Reproduce the material below, swapping every occurrence of "interactable" for "clickable" and keeping everything else identical.

━━━━━ Stored records

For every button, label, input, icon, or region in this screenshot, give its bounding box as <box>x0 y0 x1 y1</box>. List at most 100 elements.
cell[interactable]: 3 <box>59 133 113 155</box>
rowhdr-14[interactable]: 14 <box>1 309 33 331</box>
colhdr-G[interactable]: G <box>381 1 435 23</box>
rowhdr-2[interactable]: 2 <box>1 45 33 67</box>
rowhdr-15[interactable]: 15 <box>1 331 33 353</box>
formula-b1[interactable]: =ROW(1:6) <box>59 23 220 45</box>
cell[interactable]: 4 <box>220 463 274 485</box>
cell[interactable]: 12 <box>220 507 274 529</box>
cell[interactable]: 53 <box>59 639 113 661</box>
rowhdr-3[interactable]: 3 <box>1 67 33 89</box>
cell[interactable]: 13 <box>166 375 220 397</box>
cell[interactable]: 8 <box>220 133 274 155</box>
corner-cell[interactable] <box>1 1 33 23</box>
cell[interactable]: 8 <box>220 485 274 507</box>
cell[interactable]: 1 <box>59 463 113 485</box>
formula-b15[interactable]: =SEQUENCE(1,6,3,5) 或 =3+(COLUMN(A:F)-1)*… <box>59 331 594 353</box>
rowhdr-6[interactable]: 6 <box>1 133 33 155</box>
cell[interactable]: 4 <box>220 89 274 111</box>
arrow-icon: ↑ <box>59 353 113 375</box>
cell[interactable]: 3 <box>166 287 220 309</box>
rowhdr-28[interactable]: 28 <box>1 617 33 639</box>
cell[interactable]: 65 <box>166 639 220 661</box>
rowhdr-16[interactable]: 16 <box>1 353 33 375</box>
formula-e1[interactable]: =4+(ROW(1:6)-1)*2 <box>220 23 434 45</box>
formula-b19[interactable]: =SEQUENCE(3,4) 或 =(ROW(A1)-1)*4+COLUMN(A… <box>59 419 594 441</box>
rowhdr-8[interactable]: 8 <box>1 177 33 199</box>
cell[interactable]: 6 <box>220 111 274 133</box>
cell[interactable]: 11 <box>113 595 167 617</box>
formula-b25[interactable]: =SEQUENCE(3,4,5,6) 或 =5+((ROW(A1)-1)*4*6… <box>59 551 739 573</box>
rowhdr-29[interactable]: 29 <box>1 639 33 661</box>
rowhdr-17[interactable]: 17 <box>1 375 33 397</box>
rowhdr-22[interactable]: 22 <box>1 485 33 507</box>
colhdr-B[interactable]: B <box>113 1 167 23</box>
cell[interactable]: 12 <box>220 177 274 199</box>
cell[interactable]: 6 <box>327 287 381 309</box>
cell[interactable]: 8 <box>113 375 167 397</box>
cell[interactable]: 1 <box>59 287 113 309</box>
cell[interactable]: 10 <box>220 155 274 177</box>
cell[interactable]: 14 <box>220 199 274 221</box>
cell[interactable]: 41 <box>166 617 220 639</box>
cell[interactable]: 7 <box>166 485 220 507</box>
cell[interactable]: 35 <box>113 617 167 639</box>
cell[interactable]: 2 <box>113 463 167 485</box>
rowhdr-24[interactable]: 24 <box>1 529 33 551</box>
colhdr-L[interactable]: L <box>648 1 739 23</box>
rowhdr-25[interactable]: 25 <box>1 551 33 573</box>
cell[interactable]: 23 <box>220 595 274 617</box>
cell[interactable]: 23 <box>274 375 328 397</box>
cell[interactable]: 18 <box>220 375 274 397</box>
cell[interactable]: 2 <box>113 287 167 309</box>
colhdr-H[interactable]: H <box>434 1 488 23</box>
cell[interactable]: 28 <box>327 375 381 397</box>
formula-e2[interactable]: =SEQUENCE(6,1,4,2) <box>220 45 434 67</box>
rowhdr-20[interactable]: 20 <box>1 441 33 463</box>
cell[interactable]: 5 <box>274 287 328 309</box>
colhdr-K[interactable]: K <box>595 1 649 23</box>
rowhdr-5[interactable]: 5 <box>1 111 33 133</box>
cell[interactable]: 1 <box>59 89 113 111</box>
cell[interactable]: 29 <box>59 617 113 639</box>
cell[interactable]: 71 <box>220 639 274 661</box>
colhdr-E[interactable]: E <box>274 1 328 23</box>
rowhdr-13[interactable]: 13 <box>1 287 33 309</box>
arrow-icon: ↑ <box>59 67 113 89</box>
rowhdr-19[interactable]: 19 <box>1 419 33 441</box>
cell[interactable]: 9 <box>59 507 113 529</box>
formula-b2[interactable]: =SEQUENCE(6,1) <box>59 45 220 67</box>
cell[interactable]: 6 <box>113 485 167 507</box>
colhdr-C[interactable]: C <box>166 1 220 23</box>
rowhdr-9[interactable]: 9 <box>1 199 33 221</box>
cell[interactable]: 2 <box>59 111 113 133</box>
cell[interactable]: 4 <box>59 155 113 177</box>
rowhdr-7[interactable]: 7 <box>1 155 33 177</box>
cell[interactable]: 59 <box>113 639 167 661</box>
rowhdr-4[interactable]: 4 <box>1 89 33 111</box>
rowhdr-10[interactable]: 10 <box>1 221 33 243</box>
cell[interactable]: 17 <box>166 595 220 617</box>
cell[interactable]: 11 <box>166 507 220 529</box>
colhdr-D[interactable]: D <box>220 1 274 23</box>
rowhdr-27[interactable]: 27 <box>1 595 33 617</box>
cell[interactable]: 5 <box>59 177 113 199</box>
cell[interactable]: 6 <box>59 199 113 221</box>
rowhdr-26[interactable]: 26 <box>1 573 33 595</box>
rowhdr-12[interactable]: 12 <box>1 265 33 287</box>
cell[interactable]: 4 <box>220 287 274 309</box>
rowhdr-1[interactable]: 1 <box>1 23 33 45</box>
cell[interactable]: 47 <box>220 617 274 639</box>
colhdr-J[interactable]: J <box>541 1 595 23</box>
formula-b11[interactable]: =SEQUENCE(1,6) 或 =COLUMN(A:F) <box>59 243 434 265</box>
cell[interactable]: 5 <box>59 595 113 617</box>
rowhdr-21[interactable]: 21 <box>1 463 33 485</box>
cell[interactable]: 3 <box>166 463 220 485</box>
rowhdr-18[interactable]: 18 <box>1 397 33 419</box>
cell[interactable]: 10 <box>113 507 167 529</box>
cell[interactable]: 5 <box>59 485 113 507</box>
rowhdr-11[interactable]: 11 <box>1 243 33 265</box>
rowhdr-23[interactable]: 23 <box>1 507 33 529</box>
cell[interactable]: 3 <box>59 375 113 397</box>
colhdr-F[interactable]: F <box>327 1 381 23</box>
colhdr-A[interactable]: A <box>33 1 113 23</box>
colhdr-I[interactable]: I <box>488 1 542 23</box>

━━━━━━━━━━

#### Correct output
For every button, label, input, icon, or region in this screenshot, give its bounding box as <box>x0 y0 x1 y1</box>. List at most 100 elements.
cell[clickable]: 3 <box>59 133 113 155</box>
rowhdr-14[clickable]: 14 <box>1 309 33 331</box>
colhdr-G[clickable]: G <box>381 1 435 23</box>
rowhdr-2[clickable]: 2 <box>1 45 33 67</box>
rowhdr-15[clickable]: 15 <box>1 331 33 353</box>
formula-b1[clickable]: =ROW(1:6) <box>59 23 220 45</box>
cell[clickable]: 4 <box>220 463 274 485</box>
cell[clickable]: 12 <box>220 507 274 529</box>
cell[clickable]: 53 <box>59 639 113 661</box>
rowhdr-3[clickable]: 3 <box>1 67 33 89</box>
cell[clickable]: 13 <box>166 375 220 397</box>
cell[clickable]: 8 <box>220 133 274 155</box>
corner-cell[clickable] <box>1 1 33 23</box>
cell[clickable]: 8 <box>220 485 274 507</box>
cell[clickable]: 1 <box>59 463 113 485</box>
formula-b15[clickable]: =SEQUENCE(1,6,3,5) 或 =3+(COLUMN(A:F)-1)*… <box>59 331 594 353</box>
rowhdr-6[clickable]: 6 <box>1 133 33 155</box>
cell[clickable]: 4 <box>220 89 274 111</box>
arrow-icon: ↑ <box>59 353 113 375</box>
cell[clickable]: 3 <box>166 287 220 309</box>
rowhdr-28[clickable]: 28 <box>1 617 33 639</box>
cell[clickable]: 65 <box>166 639 220 661</box>
rowhdr-16[clickable]: 16 <box>1 353 33 375</box>
formula-e1[clickable]: =4+(ROW(1:6)-1)*2 <box>220 23 434 45</box>
formula-b19[clickable]: =SEQUENCE(3,4) 或 =(ROW(A1)-1)*4+COLUMN(A… <box>59 419 594 441</box>
rowhdr-8[clickable]: 8 <box>1 177 33 199</box>
cell[clickable]: 6 <box>220 111 274 133</box>
cell[clickable]: 11 <box>113 595 167 617</box>
formula-b25[clickable]: =SEQUENCE(3,4,5,6) 或 =5+((ROW(A1)-1)*4*6… <box>59 551 739 573</box>
rowhdr-29[clickable]: 29 <box>1 639 33 661</box>
rowhdr-17[clickable]: 17 <box>1 375 33 397</box>
rowhdr-22[clickable]: 22 <box>1 485 33 507</box>
colhdr-B[clickable]: B <box>113 1 167 23</box>
cell[clickable]: 12 <box>220 177 274 199</box>
cell[clickable]: 6 <box>327 287 381 309</box>
cell[clickable]: 8 <box>113 375 167 397</box>
cell[clickable]: 1 <box>59 287 113 309</box>
cell[clickable]: 10 <box>220 155 274 177</box>
cell[clickable]: 14 <box>220 199 274 221</box>
cell[clickable]: 41 <box>166 617 220 639</box>
cell[clickable]: 7 <box>166 485 220 507</box>
cell[clickable]: 35 <box>113 617 167 639</box>
cell[clickable]: 2 <box>113 463 167 485</box>
rowhdr-24[clickable]: 24 <box>1 529 33 551</box>
colhdr-L[clickable]: L <box>648 1 739 23</box>
rowhdr-25[clickable]: 25 <box>1 551 33 573</box>
cell[clickable]: 23 <box>220 595 274 617</box>
cell[clickable]: 23 <box>274 375 328 397</box>
cell[clickable]: 18 <box>220 375 274 397</box>
cell[clickable]: 2 <box>113 287 167 309</box>
colhdr-H[clickable]: H <box>434 1 488 23</box>
cell[clickable]: 28 <box>327 375 381 397</box>
formula-e2[clickable]: =SEQUENCE(6,1,4,2) <box>220 45 434 67</box>
rowhdr-20[clickable]: 20 <box>1 441 33 463</box>
cell[clickable]: 5 <box>274 287 328 309</box>
colhdr-K[clickable]: K <box>595 1 649 23</box>
rowhdr-5[clickable]: 5 <box>1 111 33 133</box>
cell[clickable]: 1 <box>59 89 113 111</box>
cell[clickable]: 29 <box>59 617 113 639</box>
cell[clickable]: 71 <box>220 639 274 661</box>
colhdr-E[clickable]: E <box>274 1 328 23</box>
rowhdr-13[clickable]: 13 <box>1 287 33 309</box>
arrow-icon: ↑ <box>59 67 113 89</box>
rowhdr-19[clickable]: 19 <box>1 419 33 441</box>
cell[clickable]: 9 <box>59 507 113 529</box>
formula-b2[clickable]: =SEQUENCE(6,1) <box>59 45 220 67</box>
cell[clickable]: 6 <box>113 485 167 507</box>
colhdr-C[clickable]: C <box>166 1 220 23</box>
rowhdr-9[clickable]: 9 <box>1 199 33 221</box>
cell[clickable]: 2 <box>59 111 113 133</box>
cell[clickable]: 4 <box>59 155 113 177</box>
rowhdr-7[clickable]: 7 <box>1 155 33 177</box>
cell[clickable]: 59 <box>113 639 167 661</box>
rowhdr-4[clickable]: 4 <box>1 89 33 111</box>
rowhdr-10[clickable]: 10 <box>1 221 33 243</box>
cell[clickable]: 17 <box>166 595 220 617</box>
cell[clickable]: 11 <box>166 507 220 529</box>
colhdr-D[clickable]: D <box>220 1 274 23</box>
rowhdr-27[clickable]: 27 <box>1 595 33 617</box>
cell[clickable]: 5 <box>59 177 113 199</box>
cell[clickable]: 6 <box>59 199 113 221</box>
rowhdr-26[clickable]: 26 <box>1 573 33 595</box>
rowhdr-12[clickable]: 12 <box>1 265 33 287</box>
cell[clickable]: 4 <box>220 287 274 309</box>
rowhdr-1[clickable]: 1 <box>1 23 33 45</box>
cell[clickable]: 47 <box>220 617 274 639</box>
colhdr-J[clickable]: J <box>541 1 595 23</box>
formula-b11[clickable]: =SEQUENCE(1,6) 或 =COLUMN(A:F) <box>59 243 434 265</box>
cell[clickable]: 5 <box>59 595 113 617</box>
rowhdr-21[clickable]: 21 <box>1 463 33 485</box>
cell[clickable]: 3 <box>166 463 220 485</box>
rowhdr-18[clickable]: 18 <box>1 397 33 419</box>
cell[clickable]: 10 <box>113 507 167 529</box>
cell[clickable]: 5 <box>59 485 113 507</box>
rowhdr-11[clickable]: 11 <box>1 243 33 265</box>
rowhdr-23[clickable]: 23 <box>1 507 33 529</box>
cell[clickable]: 3 <box>59 375 113 397</box>
colhdr-F[clickable]: F <box>327 1 381 23</box>
colhdr-A[clickable]: A <box>33 1 113 23</box>
colhdr-I[clickable]: I <box>488 1 542 23</box>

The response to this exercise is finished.